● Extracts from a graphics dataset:
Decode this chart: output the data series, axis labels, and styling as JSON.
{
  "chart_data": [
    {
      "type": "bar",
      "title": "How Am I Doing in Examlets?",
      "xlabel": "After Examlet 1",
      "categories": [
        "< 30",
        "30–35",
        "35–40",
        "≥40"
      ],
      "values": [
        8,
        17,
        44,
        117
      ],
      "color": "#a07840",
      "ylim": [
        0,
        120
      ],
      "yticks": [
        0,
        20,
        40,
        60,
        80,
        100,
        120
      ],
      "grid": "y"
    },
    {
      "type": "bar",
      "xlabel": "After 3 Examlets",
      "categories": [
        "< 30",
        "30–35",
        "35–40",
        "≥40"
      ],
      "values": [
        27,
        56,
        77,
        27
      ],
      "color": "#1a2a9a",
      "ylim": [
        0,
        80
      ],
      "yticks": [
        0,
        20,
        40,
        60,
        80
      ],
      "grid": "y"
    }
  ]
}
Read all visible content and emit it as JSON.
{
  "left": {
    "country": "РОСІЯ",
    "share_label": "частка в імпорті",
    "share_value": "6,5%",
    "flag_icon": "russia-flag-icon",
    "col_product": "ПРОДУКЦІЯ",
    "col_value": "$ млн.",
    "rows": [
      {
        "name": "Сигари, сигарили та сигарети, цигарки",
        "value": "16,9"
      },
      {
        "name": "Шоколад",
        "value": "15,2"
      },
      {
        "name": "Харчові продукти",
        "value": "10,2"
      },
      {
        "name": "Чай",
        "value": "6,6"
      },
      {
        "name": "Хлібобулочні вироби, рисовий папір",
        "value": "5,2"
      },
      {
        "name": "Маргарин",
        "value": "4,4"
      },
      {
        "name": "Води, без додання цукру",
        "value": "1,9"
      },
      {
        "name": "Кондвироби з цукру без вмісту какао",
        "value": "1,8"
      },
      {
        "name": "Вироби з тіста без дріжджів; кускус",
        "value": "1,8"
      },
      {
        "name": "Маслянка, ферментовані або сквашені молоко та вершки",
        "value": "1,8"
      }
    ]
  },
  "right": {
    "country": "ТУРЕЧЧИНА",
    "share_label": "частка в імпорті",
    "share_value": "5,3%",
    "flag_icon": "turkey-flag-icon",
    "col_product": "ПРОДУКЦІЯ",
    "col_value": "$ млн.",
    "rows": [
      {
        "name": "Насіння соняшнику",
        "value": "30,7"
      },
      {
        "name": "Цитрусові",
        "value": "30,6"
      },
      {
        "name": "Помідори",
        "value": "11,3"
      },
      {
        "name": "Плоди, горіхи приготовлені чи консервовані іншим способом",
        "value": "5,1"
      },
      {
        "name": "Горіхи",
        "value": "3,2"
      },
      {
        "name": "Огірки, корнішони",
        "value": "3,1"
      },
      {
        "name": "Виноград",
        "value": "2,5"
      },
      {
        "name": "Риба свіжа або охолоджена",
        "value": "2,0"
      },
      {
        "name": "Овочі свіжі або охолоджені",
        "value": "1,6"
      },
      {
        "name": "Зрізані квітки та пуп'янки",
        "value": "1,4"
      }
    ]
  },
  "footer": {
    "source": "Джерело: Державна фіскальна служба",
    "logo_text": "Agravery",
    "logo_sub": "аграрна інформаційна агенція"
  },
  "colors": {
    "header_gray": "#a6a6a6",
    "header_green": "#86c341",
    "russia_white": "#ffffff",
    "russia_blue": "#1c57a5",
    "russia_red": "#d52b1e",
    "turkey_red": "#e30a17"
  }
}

● What is expected: Search the listing for the string "After". Copy each line where it turns up.

● Written solution:
      "xlabel": "After Examlet 1",
      "xlabel": "After 3 Examlets",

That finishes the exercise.